═════ Excerpt to read ═════
Now we have a file record extracted!

Extracting CHI Papers¶

Now we want to get all the CHI papers.

Let’s define a regex to match a CHI paper file name, CHI followed by at least a digit:

chi_re = re.compile(r'^CHI\d')

And get the CHI files:

chi_files = [k for k in files.keys() if chi_re.match(k)]
chi_files
['CHI16-2.bib',
 'CHI16-1.bib',
 'CHI15-1.bib',
 'CHI15-2.bib',
 'CHI02-1.bib',
 'CHI14-1.bib',
 'CHI14-2.bib',
 'CHI04-2.bib',
 'CHI05-2.bib',
 'CHI07-2.bib',
 'CHI11-1.bib',
 'CHI13-1.bib',
 'CHI13-2.bib',
 'CHI12-1.bib',
 'CHI10-1.bib',
 'CHI83.bib',
 'CHI12-2.bib',
 'CHI11-2.bib',
 'CHI82.bib',
 'CHI85.bib',
 'CHI86.bib',
 'CHI87.bib',
 'CHI88.bib',
 'CHI89.bib',
 'CHI90.bib',
 'CHI92a.bib',
 'CHI92b.bib',
 'CHI93a.bib',
 'CHI95-2b.bib',
 'CHI95-2c.bib',
 'CHI96-2b.bib',
 'CHI05-1.bib',
 'CHI06-1.bib',
 'CHI07-1.bib',
 'CHI08-1.bib',
 'CHI09-1.bib',
 'CHI99-2.bib',
 'CHI00-1.bib',
 'CHI00-2.bib',
 'CHI01-1.bib',
 'CHI01-2.bib',
 'CHI02-2.bib',
 'CHI03-1.bib',
 'CHI03-2.bib',
 'CHI04-1.bib',
 'CHI06-2.bib',
 'CHI08-2.bib',
 'CHI09-2.bib',
 'CHI10-2.bib',
 'CHI81.bib',
 'CHI91.bib',
 'CHI92X.bib',
 'CHI92Y.bib',
 'CHI93X.bib',
 'CHI93Y.bib',
 'CHI93b.bib',
 'CHI94-1.bib',
 'CHI94-2a.bib',
 'CHI94-2b.bib',
 'CHI94-2c.bib',
 'CHI94-2d.bib',
 'CHI94-2e.bib',
 'CHI95-1.bib',
 'CHI95-2a.bib',
 'CHI96-1.bib',
 'CHI96-2a.bib',
 'CHI96-2c.bib',
 'CHI97-1.bib',
 'CHI97-2a.bib',
 'CHI97-2b.bib',
 'CHI97-2c.bib',
 'CHI98-1.bib',
 'CHI98-2a.bib',
 'CHI98-2b.bib',
 'CHI98-2c.bib',
 'CHI98-2d.bib',
 'CHI99-1.bib']

Now we’re going to a list of all the records in all the CHI files:

chi_records = []
for fk in tqdm(chi_files):
    path = files[fk]
    data = requests.get(f'{hcibib_root}{path}')
═════
Your task
Write out the whole excerpt on extracting CHI papers, word for word, character for character. Work from this text alone.
═════ Data provided ═════
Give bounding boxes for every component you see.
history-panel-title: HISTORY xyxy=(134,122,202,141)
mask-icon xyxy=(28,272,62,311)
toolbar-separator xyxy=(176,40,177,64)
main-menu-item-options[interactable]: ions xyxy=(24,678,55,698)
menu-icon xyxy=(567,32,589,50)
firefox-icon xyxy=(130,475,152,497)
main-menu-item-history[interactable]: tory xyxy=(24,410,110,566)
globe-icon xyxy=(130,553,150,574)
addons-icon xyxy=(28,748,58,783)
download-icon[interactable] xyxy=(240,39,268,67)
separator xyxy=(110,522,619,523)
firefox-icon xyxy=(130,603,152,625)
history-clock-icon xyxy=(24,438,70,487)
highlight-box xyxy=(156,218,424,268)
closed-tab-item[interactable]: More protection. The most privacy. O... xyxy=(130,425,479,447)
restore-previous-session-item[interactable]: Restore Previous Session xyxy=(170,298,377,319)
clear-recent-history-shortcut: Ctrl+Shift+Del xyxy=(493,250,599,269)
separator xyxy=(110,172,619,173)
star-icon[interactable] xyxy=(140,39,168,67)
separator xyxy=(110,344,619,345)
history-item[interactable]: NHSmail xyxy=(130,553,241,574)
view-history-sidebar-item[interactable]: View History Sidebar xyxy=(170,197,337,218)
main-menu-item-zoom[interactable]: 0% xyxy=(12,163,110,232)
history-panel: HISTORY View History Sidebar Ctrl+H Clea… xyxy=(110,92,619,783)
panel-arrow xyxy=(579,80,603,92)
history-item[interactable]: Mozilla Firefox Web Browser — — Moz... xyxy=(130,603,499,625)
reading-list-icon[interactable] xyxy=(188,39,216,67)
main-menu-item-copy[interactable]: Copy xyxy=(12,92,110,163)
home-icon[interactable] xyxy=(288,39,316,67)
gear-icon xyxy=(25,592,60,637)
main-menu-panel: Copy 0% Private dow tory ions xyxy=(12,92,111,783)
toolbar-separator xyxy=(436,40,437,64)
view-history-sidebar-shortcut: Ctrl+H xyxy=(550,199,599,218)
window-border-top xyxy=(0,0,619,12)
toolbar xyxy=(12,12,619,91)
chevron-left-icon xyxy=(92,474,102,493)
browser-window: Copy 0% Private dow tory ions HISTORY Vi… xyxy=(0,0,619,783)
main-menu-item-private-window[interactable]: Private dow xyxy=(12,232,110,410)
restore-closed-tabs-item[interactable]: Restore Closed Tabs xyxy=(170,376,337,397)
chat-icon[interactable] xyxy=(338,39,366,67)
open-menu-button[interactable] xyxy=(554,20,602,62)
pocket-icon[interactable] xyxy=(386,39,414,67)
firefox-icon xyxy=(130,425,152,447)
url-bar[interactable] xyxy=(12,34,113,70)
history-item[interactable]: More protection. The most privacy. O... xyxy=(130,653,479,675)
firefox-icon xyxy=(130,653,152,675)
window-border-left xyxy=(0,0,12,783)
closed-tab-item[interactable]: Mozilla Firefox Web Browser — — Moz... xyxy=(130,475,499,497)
═════
Result
Now we have a file record extracted!

Extracting CHI Papers¶

Now we want to get all the CHI papers.

Let’s define a regex to match a CHI paper file name, CHI followed by at least a digit:

chi_re = re.compile(r'^CHI\d')

And get the CHI files:

chi_files = [k for k in files.keys() if chi_re.match(k)]
chi_files
['CHI16-2.bib',
 'CHI16-1.bib',
 'CHI15-1.bib',
 'CHI15-2.bib',
 'CHI02-1.bib',
 'CHI14-1.bib',
 'CHI14-2.bib',
 'CHI04-2.bib',
 'CHI05-2.bib',
 'CHI07-2.bib',
 'CHI11-1.bib',
 'CHI13-1.bib',
 'CHI13-2.bib',
 'CHI12-1.bib',
 'CHI10-1.bib',
 'CHI83.bib',
 'CHI12-2.bib',
 'CHI11-2.bib',
 'CHI82.bib',
 'CHI85.bib',
 'CHI86.bib',
 'CHI87.bib',
 'CHI88.bib',
 'CHI89.bib',
 'CHI90.bib',
 'CHI92a.bib',
 'CHI92b.bib',
 'CHI93a.bib',
 'CHI95-2b.bib',
 'CHI95-2c.bib',
 'CHI96-2b.bib',
 'CHI05-1.bib',
 'CHI06-1.bib',
 'CHI07-1.bib',
 'CHI08-1.bib',
 'CHI09-1.bib',
 'CHI99-2.bib',
 'CHI00-1.bib',
 'CHI00-2.bib',
 'CHI01-1.bib',
 'CHI01-2.bib',
 'CHI02-2.bib',
 'CHI03-1.bib',
 'CHI03-2.bib',
 'CHI04-1.bib',
 'CHI06-2.bib',
 'CHI08-2.bib',
 'CHI09-2.bib',
 'CHI10-2.bib',
 'CHI81.bib',
 'CHI91.bib',
 'CHI92X.bib',
 'CHI92Y.bib',
 'CHI93X.bib',
 'CHI93Y.bib',
 'CHI93b.bib',
 'CHI94-1.bib',
 'CHI94-2a.bib',
 'CHI94-2b.bib',
 'CHI94-2c.bib',
 'CHI94-2d.bib',
 'CHI94-2e.bib',
 'CHI95-1.bib',
 'CHI95-2a.bib',
 'CHI96-1.bib',
 'CHI96-2a.bib',
 'CHI96-2c.bib',
 'CHI97-1.bib',
 'CHI97-2a.bib',
 'CHI97-2b.bib',
 'CHI97-2c.bib',
 'CHI98-1.bib',
 'CHI98-2a.bib',
 'CHI98-2b.bib',
 'CHI98-2c.bib',
 'CHI98-2d.bib',
 'CHI99-1.bib']

Now we’re going to a list of all the records in all the CHI files:

chi_records = []
for fk in tqdm(chi_files):
    path = files[fk]
    data = requests.get(f'{hcibib_root}{path}')